>> begin Dataset records

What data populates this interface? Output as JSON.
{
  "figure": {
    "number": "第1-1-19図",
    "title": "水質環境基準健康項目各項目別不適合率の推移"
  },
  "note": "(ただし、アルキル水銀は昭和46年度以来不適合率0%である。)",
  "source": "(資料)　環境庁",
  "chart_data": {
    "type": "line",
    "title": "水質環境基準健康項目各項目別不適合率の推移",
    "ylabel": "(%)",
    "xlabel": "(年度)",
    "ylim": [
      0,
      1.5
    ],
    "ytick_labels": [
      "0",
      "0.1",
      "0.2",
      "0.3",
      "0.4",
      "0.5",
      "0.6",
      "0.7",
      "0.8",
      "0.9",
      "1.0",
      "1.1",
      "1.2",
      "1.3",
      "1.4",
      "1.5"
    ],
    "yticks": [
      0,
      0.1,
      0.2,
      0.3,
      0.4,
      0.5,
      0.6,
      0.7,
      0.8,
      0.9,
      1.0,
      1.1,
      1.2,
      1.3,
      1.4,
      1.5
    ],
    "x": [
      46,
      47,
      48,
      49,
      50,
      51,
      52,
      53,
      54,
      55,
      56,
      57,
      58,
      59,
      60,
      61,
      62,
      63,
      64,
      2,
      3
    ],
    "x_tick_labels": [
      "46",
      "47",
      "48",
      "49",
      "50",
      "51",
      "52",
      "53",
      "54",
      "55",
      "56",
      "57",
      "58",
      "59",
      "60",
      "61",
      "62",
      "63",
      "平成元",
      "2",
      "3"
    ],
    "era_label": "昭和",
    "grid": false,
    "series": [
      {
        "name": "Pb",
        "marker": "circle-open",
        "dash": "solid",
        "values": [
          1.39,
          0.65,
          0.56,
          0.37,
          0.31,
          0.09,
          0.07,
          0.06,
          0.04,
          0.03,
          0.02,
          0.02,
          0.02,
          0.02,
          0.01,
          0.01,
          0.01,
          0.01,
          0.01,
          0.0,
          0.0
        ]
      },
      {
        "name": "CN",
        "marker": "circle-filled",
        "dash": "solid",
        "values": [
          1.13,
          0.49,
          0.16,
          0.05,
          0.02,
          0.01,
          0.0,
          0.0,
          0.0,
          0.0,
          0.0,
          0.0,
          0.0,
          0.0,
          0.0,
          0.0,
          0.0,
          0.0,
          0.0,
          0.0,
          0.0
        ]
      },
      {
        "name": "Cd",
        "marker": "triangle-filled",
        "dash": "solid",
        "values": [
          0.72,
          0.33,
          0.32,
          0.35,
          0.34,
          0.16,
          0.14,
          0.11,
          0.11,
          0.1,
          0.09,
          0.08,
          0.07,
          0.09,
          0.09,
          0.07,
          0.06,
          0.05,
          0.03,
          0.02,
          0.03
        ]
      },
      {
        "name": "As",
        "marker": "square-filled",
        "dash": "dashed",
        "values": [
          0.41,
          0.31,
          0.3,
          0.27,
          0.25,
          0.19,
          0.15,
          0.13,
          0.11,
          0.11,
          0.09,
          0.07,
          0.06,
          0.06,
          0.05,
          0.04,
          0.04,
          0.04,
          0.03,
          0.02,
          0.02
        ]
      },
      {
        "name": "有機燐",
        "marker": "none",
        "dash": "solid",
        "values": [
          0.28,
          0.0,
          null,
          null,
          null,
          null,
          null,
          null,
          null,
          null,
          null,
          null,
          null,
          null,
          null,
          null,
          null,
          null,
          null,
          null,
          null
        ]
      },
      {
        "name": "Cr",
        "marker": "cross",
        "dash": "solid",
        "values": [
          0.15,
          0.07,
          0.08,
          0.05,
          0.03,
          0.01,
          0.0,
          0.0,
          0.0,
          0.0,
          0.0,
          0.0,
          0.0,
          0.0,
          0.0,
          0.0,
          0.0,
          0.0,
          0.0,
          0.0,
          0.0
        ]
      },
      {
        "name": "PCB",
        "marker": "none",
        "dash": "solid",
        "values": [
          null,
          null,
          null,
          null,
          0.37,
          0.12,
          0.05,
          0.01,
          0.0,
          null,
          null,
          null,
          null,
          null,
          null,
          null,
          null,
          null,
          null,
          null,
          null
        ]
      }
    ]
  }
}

>> end Dataset records

▸ **Task directions**: In the listing above, locate each line with "filled" and copy it.

▸ **Solution to this problem**:
        "marker": "circle-filled",
        "marker": "triangle-filled",
        "marker": "square-filled",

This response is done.